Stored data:

-=-=-=-=-

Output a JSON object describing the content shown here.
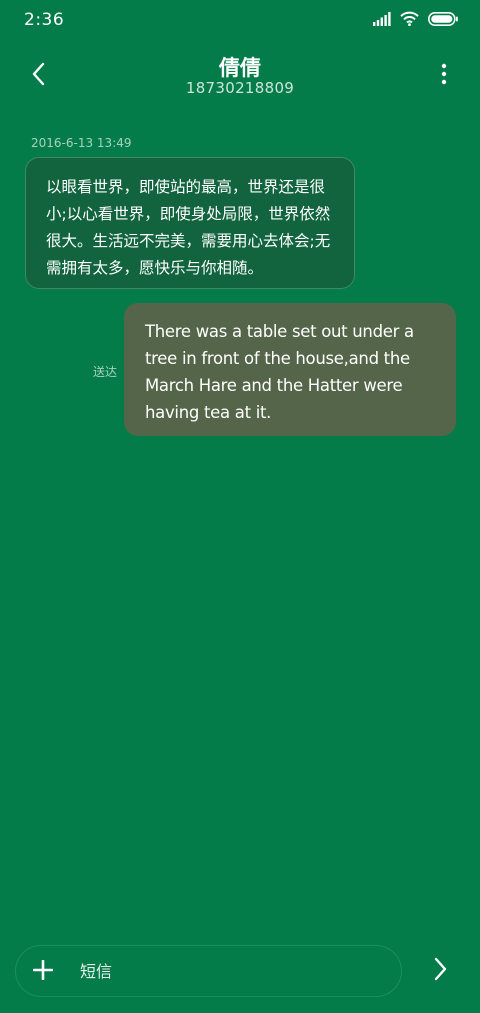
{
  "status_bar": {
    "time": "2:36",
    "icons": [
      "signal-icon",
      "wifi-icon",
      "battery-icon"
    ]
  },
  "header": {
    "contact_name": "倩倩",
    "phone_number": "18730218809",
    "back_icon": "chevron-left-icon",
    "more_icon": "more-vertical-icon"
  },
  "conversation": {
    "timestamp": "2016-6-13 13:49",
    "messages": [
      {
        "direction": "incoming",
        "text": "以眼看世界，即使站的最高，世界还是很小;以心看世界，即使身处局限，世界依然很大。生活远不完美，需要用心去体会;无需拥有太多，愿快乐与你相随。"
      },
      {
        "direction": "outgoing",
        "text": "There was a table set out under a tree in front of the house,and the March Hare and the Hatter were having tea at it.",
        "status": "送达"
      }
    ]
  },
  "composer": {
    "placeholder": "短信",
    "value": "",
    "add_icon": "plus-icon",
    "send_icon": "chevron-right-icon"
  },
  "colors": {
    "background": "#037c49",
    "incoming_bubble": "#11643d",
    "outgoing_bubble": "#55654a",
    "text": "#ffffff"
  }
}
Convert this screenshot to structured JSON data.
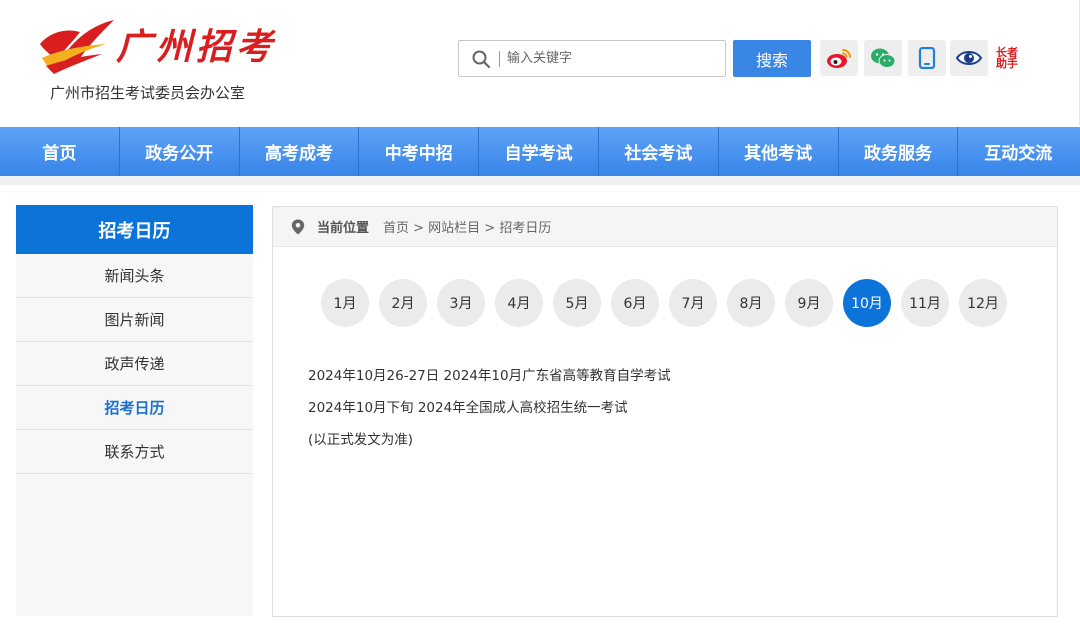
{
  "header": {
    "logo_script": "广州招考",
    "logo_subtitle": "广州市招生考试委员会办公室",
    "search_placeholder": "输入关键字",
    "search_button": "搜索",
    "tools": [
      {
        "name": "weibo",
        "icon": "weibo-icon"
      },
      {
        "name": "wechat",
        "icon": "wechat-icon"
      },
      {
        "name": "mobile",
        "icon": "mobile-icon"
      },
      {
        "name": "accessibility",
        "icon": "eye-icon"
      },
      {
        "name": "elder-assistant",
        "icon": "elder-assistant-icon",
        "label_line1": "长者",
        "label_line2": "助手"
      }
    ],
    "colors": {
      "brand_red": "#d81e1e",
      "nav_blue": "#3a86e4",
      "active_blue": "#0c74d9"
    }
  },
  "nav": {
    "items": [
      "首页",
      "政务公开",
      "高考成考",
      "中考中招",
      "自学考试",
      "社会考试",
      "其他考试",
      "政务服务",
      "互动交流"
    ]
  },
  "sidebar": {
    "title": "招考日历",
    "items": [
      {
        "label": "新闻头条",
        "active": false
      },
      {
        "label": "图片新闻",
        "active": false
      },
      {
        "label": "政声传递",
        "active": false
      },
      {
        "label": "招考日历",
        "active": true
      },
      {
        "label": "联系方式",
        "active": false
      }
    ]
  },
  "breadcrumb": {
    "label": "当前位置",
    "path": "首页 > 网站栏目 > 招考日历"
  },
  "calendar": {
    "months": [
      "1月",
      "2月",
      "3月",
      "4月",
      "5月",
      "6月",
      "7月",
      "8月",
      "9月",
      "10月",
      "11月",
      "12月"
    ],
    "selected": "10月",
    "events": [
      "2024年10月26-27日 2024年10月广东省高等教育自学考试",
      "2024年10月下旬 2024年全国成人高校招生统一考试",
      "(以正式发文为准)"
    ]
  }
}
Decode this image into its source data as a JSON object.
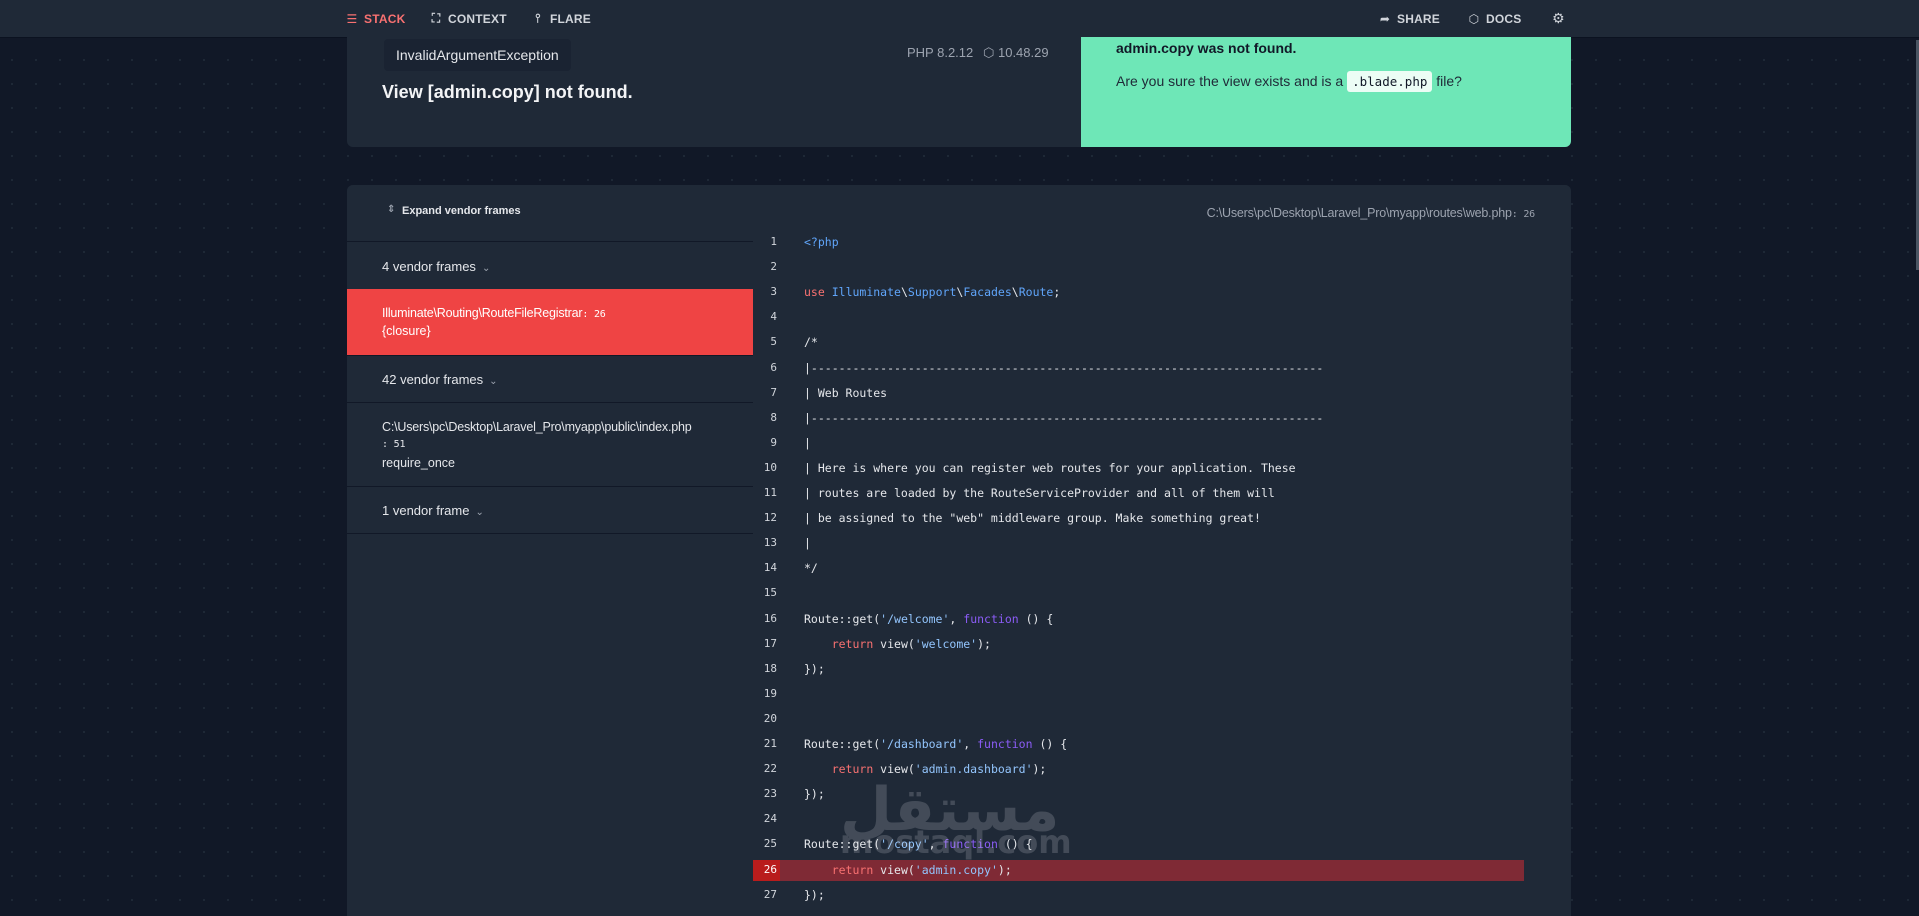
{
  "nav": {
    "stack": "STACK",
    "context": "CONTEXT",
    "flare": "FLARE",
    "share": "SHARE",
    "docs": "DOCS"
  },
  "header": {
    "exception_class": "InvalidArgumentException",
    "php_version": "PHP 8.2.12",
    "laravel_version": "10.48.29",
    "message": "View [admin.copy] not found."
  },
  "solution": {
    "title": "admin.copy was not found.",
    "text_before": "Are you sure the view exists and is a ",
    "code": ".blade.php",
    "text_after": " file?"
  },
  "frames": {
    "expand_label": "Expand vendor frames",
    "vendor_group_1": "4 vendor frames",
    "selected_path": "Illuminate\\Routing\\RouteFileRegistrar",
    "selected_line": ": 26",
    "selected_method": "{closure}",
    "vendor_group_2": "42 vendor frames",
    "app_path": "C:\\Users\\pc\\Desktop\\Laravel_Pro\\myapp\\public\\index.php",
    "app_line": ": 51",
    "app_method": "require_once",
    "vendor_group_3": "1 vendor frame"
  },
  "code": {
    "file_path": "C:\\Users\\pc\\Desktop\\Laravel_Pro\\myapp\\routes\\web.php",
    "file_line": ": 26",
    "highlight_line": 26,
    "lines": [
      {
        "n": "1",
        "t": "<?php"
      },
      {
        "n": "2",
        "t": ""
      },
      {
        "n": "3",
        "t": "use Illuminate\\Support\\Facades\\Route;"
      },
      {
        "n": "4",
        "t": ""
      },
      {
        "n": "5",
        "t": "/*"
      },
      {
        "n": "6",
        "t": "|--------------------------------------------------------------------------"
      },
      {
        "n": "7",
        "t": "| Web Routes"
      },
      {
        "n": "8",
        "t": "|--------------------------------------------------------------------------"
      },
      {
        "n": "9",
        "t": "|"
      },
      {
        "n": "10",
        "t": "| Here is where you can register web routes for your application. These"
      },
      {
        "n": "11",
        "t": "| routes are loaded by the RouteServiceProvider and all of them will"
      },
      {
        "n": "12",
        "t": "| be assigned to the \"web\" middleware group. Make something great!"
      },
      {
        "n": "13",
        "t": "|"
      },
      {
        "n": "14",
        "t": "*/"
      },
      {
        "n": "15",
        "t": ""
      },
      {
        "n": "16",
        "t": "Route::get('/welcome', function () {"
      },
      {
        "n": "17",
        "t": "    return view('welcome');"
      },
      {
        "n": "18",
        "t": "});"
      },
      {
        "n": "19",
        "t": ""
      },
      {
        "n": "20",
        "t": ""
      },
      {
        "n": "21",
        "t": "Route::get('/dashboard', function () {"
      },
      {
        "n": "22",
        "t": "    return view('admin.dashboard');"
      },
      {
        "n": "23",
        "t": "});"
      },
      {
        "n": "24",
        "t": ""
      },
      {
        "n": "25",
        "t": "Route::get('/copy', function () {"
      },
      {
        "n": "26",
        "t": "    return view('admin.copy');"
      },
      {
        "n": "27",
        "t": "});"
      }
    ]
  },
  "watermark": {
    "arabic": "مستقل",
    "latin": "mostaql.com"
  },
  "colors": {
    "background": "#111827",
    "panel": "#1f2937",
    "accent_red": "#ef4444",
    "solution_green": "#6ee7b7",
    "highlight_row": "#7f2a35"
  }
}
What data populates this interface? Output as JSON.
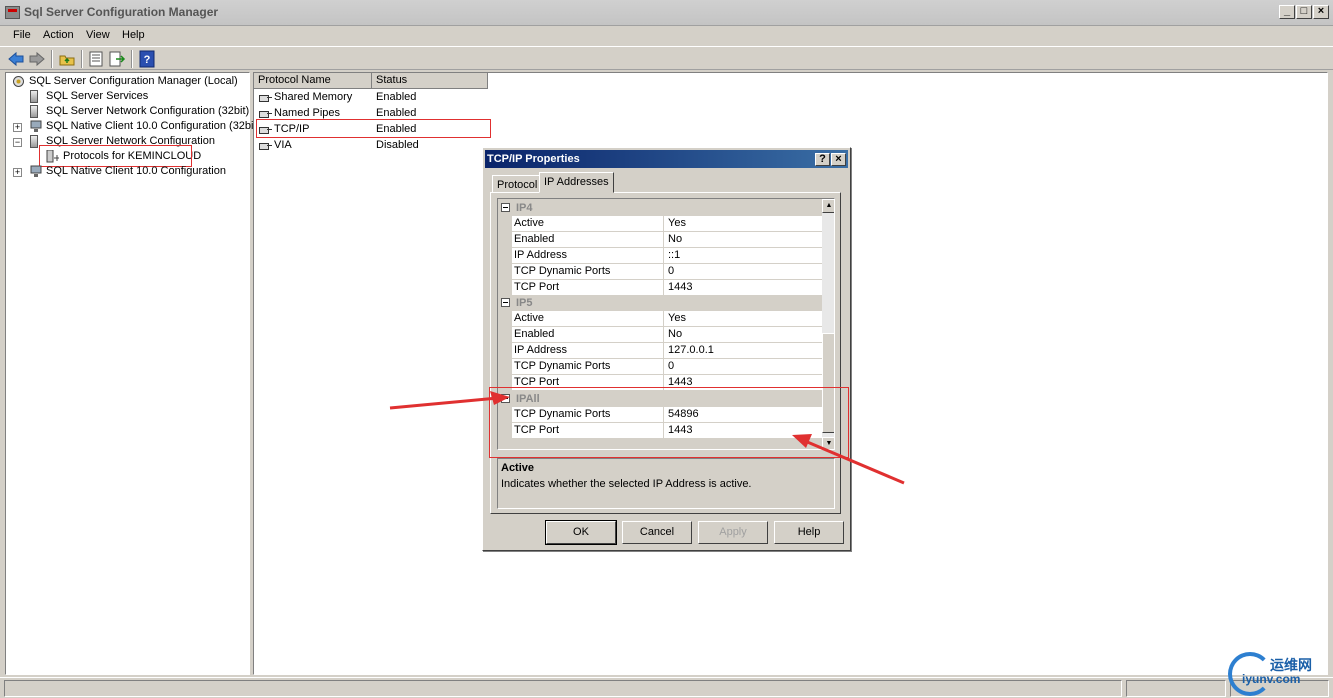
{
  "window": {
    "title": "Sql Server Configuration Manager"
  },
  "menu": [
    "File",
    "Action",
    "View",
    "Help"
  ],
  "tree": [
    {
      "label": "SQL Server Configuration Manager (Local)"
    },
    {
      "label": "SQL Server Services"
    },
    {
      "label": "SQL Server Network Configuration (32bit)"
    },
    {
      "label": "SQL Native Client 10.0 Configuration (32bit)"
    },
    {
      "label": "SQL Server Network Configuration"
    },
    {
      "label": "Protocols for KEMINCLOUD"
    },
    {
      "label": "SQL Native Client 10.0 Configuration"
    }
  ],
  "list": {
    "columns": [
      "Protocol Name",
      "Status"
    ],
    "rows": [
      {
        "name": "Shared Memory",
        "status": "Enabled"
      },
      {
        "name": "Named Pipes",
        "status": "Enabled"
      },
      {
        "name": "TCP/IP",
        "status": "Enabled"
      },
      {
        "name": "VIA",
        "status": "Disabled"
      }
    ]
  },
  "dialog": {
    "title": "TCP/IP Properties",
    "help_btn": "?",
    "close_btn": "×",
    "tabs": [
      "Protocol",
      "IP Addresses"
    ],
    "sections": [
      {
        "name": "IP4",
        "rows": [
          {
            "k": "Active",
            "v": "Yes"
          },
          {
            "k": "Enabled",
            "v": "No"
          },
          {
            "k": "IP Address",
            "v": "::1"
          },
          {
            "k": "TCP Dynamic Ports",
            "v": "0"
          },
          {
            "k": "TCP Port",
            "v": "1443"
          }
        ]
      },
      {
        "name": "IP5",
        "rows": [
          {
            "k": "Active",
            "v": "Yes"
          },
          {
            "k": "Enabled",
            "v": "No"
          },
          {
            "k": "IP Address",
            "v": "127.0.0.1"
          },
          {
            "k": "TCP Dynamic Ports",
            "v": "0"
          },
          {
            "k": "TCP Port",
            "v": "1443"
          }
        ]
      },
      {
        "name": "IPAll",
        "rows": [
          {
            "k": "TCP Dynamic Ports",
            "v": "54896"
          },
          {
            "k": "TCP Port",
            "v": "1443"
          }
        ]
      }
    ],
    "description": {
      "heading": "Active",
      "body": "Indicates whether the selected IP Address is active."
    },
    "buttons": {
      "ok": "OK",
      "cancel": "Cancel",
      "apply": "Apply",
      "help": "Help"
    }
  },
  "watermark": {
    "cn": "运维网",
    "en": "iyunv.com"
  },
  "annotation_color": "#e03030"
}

-=-=-=-=-

In the material above, tally every line with the string "Client" in it, then give that number alone.

2